[EXERCISE PROMPT]:
Leave out the pictures and reproduce all of the data exactly.

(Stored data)
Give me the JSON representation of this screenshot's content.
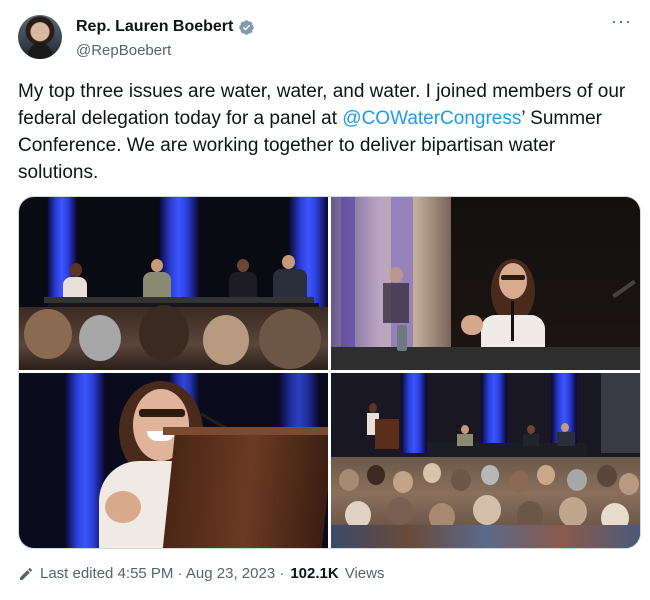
{
  "author": {
    "name": "Rep. Lauren Boebert",
    "handle": "@RepBoebert",
    "verified_icon": "verified-badge-icon",
    "verified_color": "#829aab"
  },
  "menu": {
    "more_icon": "more-icon",
    "label": "···"
  },
  "tweet": {
    "text_before": "My top three issues are water, water, and water. I joined members of our federal delegation today for a panel at ",
    "mention": "@COWaterCongress",
    "text_after": "’ Summer Conference. We are working together to deliver bipartisan water solutions.",
    "mention_color": "#1d9bf0"
  },
  "media": {
    "photo_count": 4,
    "photos": [
      "panel-stage-photo",
      "speaker-closeup-photo",
      "podium-speaker-photo",
      "audience-wide-photo"
    ]
  },
  "footer": {
    "edit_icon": "pencil-icon",
    "edited_label": "Last edited 4:55 PM · Aug 23, 2023 · ",
    "views_count": "102.1K",
    "views_label": "Views"
  }
}
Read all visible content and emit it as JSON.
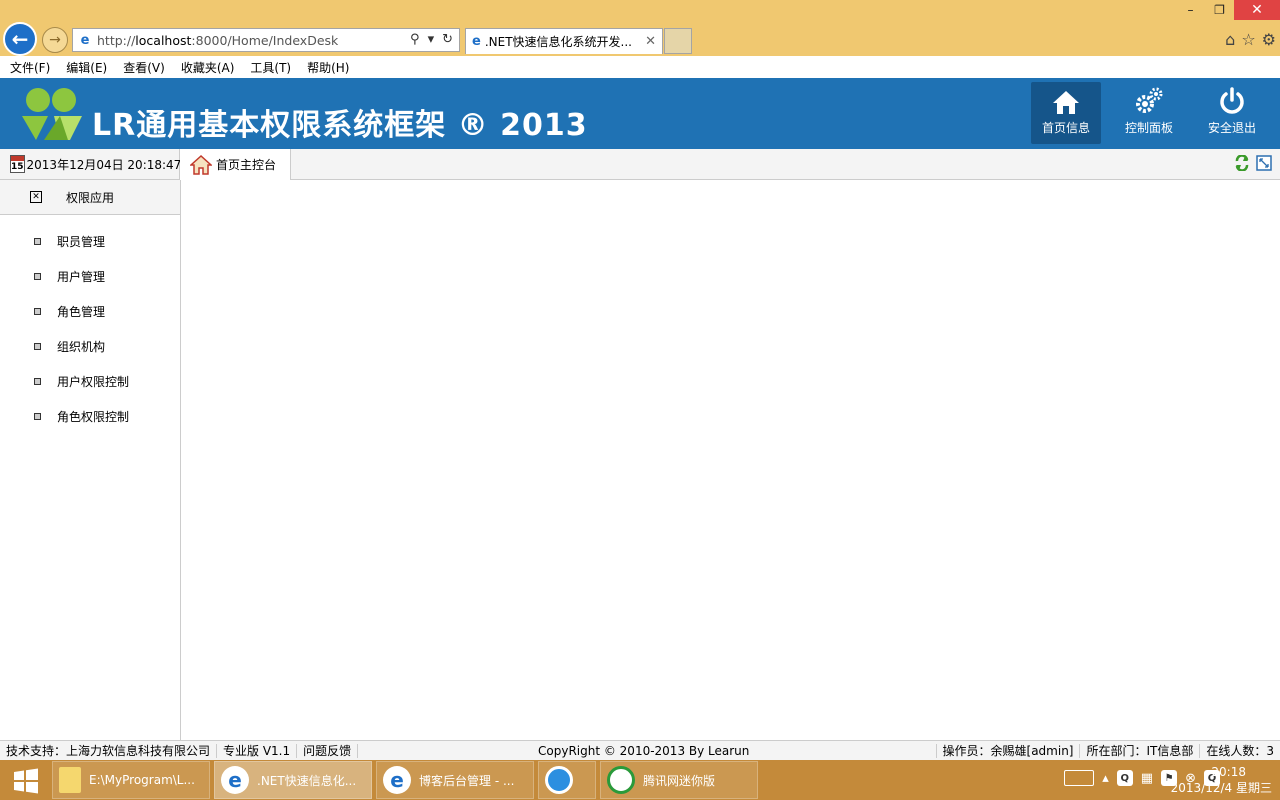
{
  "browser": {
    "url_prefix": "http://",
    "url_host": "localhost",
    "url_rest": ":8000/Home/IndexDesk",
    "tab_title": ".NET快速信息化系统开发...",
    "window_controls": {
      "minimize": "–",
      "restore": "❐",
      "close": "✕"
    },
    "menu": [
      "文件(F)",
      "编辑(E)",
      "查看(V)",
      "收藏夹(A)",
      "工具(T)",
      "帮助(H)"
    ]
  },
  "header": {
    "title": "LR通用基本权限系统框架 ® 2013",
    "buttons": [
      {
        "label": "首页信息",
        "icon": "home-icon",
        "active": true
      },
      {
        "label": "控制面板",
        "icon": "gears-icon",
        "active": false
      },
      {
        "label": "安全退出",
        "icon": "power-icon",
        "active": false
      }
    ]
  },
  "datebar": {
    "calendar_day": "15",
    "datetime": "2013年12月04日 20:18:47"
  },
  "tabbar": {
    "home_tab": "首页主控台"
  },
  "sidebar": {
    "section": "权限应用",
    "items": [
      "职员管理",
      "用户管理",
      "角色管理",
      "组织机构",
      "用户权限控制",
      "角色权限控制"
    ]
  },
  "footer": {
    "support": "技术支持：上海力软信息科技有限公司",
    "edition": "专业版 V1.1",
    "feedback": "问题反馈",
    "copyright": "CopyRight © 2010-2013 By Learun",
    "operator": "操作员：余赐雄[admin]",
    "department": "所在部门：IT信息部",
    "online": "在线人数：3"
  },
  "taskbar": {
    "items": [
      {
        "label": "E:\\MyProgram\\L...",
        "icon": "folder-icon",
        "active": false
      },
      {
        "label": ".NET快速信息化...",
        "icon": "ie-icon",
        "active": true
      },
      {
        "label": "博客后台管理 - ...",
        "icon": "ie-icon",
        "active": false
      },
      {
        "label": "",
        "icon": "qq-browser-icon",
        "active": false
      },
      {
        "label": "腾讯网迷你版",
        "icon": "tencent-news-icon",
        "active": false
      }
    ],
    "clock_time": "20:18",
    "clock_date": "2013/12/4 星期三"
  },
  "colors": {
    "header_bg": "#1f72b4",
    "browser_chrome": "#f0c870",
    "taskbar": "#c48a3a"
  }
}
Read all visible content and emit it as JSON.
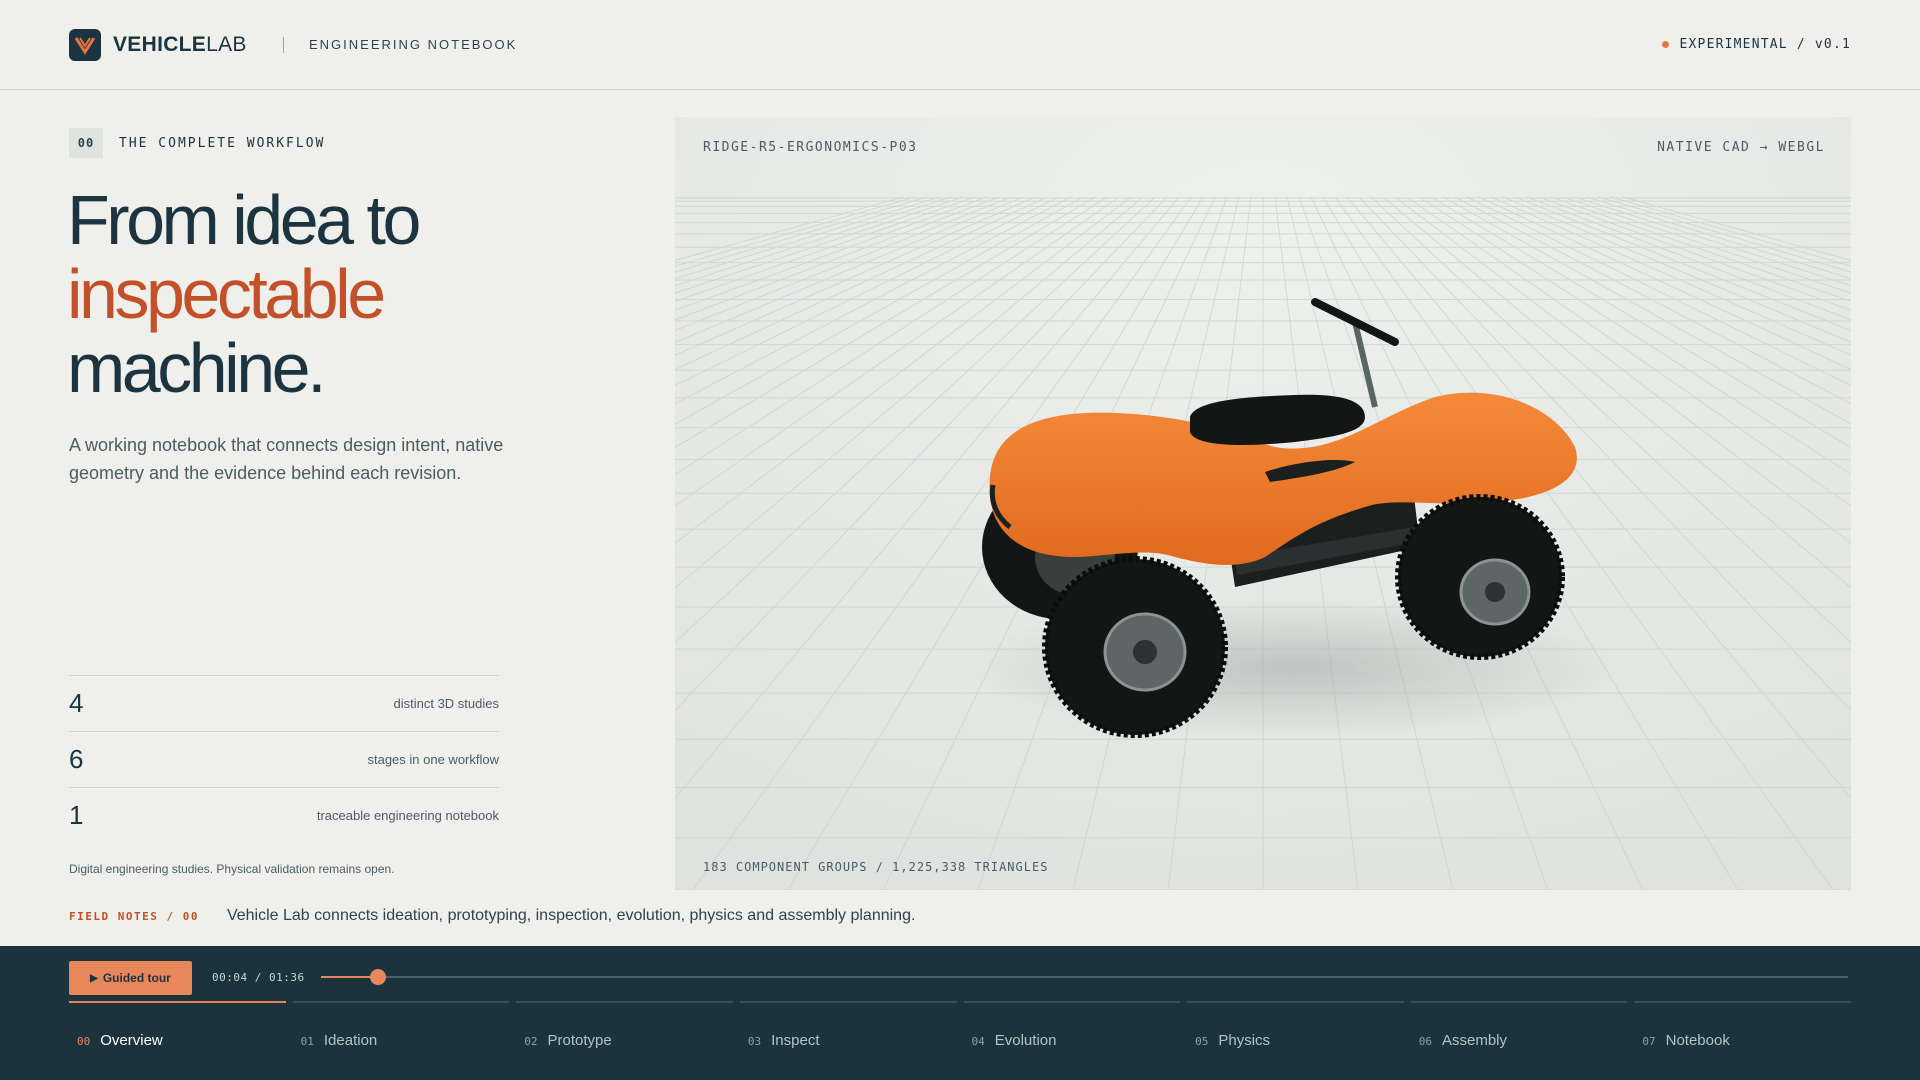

[OUTPUT OF THE EXERCISE]:
Give me the JSON representation of this screenshot's content.
{
  "author": {
    "name": "Rep. Lauren Boebert",
    "handle": "@RepBoebert",
    "verified_icon": "verified-badge-icon",
    "verified_color": "#829aab"
  },
  "menu": {
    "more_icon": "more-icon",
    "label": "···"
  },
  "tweet": {
    "text_before": "My top three issues are water, water, and water. I joined members of our federal delegation today for a panel at ",
    "mention": "@COWaterCongress",
    "text_after": "’ Summer Conference. We are working together to deliver bipartisan water solutions.",
    "mention_color": "#1d9bf0"
  },
  "media": {
    "photo_count": 4,
    "photos": [
      "panel-stage-photo",
      "speaker-closeup-photo",
      "podium-speaker-photo",
      "audience-wide-photo"
    ]
  },
  "footer": {
    "edit_icon": "pencil-icon",
    "edited_label": "Last edited 4:55 PM · Aug 23, 2023 · ",
    "views_count": "102.1K",
    "views_label": "Views"
  }
}
Read all visible content and emit it as JSON.
{
  "browser": {
    "url_prefix": "http://",
    "url_host": "localhost",
    "url_rest": ":8000/Home/IndexDesk",
    "tab_title": ".NET快速信息化系统开发...",
    "window_controls": {
      "minimize": "–",
      "restore": "❐",
      "close": "✕"
    },
    "menu": [
      "文件(F)",
      "编辑(E)",
      "查看(V)",
      "收藏夹(A)",
      "工具(T)",
      "帮助(H)"
    ]
  },
  "header": {
    "title": "LR通用基本权限系统框架 ® 2013",
    "buttons": [
      {
        "label": "首页信息",
        "icon": "home-icon",
        "active": true
      },
      {
        "label": "控制面板",
        "icon": "gears-icon",
        "active": false
      },
      {
        "label": "安全退出",
        "icon": "power-icon",
        "active": false
      }
    ]
  },
  "datebar": {
    "calendar_day": "15",
    "datetime": "2013年12月04日 20:18:47"
  },
  "tabbar": {
    "home_tab": "首页主控台"
  },
  "sidebar": {
    "section": "权限应用",
    "items": [
      "职员管理",
      "用户管理",
      "角色管理",
      "组织机构",
      "用户权限控制",
      "角色权限控制"
    ]
  },
  "footer": {
    "support": "技术支持：上海力软信息科技有限公司",
    "edition": "专业版 V1.1",
    "feedback": "问题反馈",
    "copyright": "CopyRight © 2010-2013 By Learun",
    "operator": "操作员：余赐雄[admin]",
    "department": "所在部门：IT信息部",
    "online": "在线人数：3"
  },
  "taskbar": {
    "items": [
      {
        "label": "E:\\MyProgram\\L...",
        "icon": "folder-icon",
        "active": false
      },
      {
        "label": ".NET快速信息化...",
        "icon": "ie-icon",
        "active": true
      },
      {
        "label": "博客后台管理 - ...",
        "icon": "ie-icon",
        "active": false
      },
      {
        "label": "",
        "icon": "qq-browser-icon",
        "active": false
      },
      {
        "label": "腾讯网迷你版",
        "icon": "tencent-news-icon",
        "active": false
      }
    ],
    "clock_time": "20:18",
    "clock_date": "2013/12/4 星期三"
  },
  "colors": {
    "header_bg": "#1f72b4",
    "browser_chrome": "#f0c870",
    "taskbar": "#c48a3a"
  }
}
Read all visible content and emit it as JSON.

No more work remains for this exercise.